§ **What you should do**: Reproduce all lines of the listing below in which the word "Mortiers" occurs.
━━━━━ Recorded information ━━━━━
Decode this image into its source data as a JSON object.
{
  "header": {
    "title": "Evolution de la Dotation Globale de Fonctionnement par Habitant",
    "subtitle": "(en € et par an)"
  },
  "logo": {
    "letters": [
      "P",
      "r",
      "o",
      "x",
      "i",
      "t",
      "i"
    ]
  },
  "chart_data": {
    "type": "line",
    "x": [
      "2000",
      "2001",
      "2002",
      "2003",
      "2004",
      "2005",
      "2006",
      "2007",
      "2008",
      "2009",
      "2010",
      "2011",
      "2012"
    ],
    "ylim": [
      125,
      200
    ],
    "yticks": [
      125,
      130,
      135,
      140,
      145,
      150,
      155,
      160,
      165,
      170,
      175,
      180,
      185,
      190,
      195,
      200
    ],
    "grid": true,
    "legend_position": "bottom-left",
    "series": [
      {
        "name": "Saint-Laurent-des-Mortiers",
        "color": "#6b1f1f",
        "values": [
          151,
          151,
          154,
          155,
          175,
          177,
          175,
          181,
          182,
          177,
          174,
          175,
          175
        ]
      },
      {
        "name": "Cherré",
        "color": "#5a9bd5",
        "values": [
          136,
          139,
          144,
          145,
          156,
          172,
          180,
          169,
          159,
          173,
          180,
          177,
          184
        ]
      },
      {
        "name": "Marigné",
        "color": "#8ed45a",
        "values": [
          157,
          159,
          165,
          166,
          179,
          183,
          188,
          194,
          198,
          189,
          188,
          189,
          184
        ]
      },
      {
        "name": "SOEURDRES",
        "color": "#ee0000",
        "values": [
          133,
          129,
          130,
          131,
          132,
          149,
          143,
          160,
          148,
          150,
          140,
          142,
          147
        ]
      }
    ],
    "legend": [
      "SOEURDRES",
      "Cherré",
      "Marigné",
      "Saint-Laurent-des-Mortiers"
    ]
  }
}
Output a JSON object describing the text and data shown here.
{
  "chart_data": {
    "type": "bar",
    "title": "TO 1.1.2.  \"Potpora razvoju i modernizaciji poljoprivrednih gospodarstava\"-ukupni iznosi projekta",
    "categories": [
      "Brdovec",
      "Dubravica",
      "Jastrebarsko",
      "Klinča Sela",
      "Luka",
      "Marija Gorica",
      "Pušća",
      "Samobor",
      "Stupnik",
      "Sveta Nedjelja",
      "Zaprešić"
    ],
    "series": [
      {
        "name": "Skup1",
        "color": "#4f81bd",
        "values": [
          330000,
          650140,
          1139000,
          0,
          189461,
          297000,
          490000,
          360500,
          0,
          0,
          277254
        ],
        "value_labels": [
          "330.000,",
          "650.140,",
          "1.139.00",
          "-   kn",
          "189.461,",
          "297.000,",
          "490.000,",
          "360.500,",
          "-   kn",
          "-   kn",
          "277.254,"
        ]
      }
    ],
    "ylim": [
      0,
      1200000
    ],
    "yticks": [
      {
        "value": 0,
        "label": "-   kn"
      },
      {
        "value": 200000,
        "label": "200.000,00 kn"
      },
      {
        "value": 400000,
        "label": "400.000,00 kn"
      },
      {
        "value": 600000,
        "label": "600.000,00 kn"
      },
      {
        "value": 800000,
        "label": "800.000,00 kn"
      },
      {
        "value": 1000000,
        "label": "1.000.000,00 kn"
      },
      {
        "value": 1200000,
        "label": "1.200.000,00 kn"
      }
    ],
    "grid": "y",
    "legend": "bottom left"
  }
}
━━━━━
§ **Task result**:
        "name": "Saint-Laurent-des-Mortiers",
      "Saint-Laurent-des-Mortiers"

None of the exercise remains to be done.